[Rows from a data source]
*****
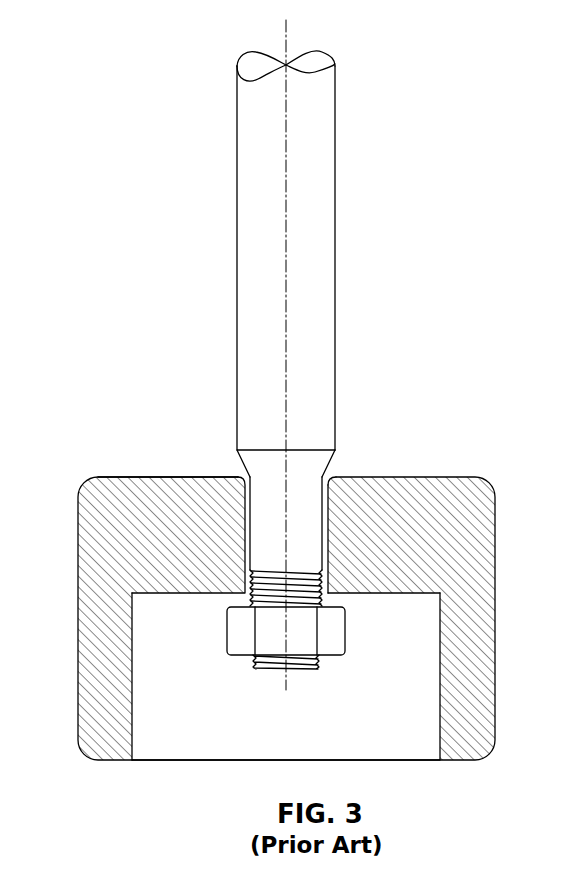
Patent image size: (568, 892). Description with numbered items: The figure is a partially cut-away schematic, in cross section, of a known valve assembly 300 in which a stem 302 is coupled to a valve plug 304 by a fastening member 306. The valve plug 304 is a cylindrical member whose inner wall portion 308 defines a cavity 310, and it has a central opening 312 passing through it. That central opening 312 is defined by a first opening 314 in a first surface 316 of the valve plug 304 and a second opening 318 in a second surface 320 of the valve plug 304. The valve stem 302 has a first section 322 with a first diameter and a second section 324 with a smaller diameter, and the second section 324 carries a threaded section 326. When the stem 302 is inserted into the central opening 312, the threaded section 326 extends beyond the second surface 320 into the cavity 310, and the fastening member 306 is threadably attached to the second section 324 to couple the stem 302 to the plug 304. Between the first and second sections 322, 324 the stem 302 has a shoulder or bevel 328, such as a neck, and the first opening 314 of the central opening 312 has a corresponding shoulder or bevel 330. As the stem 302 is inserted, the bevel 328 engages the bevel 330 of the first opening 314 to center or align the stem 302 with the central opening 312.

The valve assembly 300 is at (168, 52).
The valve stem 302 is at (247, 263).
The valve plug 304 is at (78, 522).
The fastening member 306 is at (330, 648).
The inner wall portion 308 is at (132, 710).
The cavity 310 is at (317, 738).
The central opening 312 is at (328, 551).
The first opening 314 is at (336, 478).
The first surface 316 is at (135, 477).
The second opening 318 is at (243, 594).
The second surface 320 is at (388, 596).
The first section 322 is at (327, 355).
The second section 324 is at (300, 521).
The threaded section 326 is at (270, 665).
The shoulder or bevel 328 is at (247, 471).
The shoulder or bevel 330 is at (333, 477).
*****
WRITTEN TASK ▸ Return the lines of the rows above as a JSON list of strings, one string per line, omitting blank lines. Leave the pictures out.

THE OUTPUT ▸
[
  "Patent image size: (568, 892). Description with numbered items: The figure is a partially cut-away schematic, in cross section, of a known valve assembly 300 in which a stem 302 is coupled to a valve plug 304 by a fastening member 306. The valve plug 304 is a cylindrical member whose inner wall portion 308 defines a cavity 310, and it has a central opening 312 passing through it. That central opening 312 is defined by a first opening 314 in a first surface 316 of the valve plug 304 and a second opening 318 in a second surface 320 of the valve plug 304. The valve stem 302 has a first section 322 with a first diameter and a second section 324 with a smaller diameter, and the second section 324 carries a threaded section 326. When the stem 302 is inserted into the central opening 312, the threaded section 326 extends beyond the second surface 320 into the cavity 310, and the fastening member 306 is threadably attached to the second section 324 to couple the stem 302 to the plug 304. Between the first and second sections 322, 324 the stem 302 has a shoulder or bevel 328, such as a neck, and the first opening 314 of the central opening 312 has a corresponding shoulder or bevel 330. As the stem 302 is inserted, the bevel 328 engages the bevel 330 of the first opening 314 to center or align the stem 302 with the central opening 312.",
  "The valve assembly 300 is at (168, 52).",
  "The valve stem 302 is at (247, 263).",
  "The valve plug 304 is at (78, 522).",
  "The fastening member 306 is at (330, 648).",
  "The inner wall portion 308 is at (132, 710).",
  "The cavity 310 is at (317, 738).",
  "The central opening 312 is at (328, 551).",
  "The first opening 314 is at (336, 478).",
  "The first surface 316 is at (135, 477).",
  "The second opening 318 is at (243, 594).",
  "The second surface 320 is at (388, 596).",
  "The first section 322 is at (327, 355).",
  "The second section 324 is at (300, 521).",
  "The threaded section 326 is at (270, 665).",
  "The shoulder or bevel 328 is at (247, 471).",
  "The shoulder or bevel 330 is at (333, 477)."
]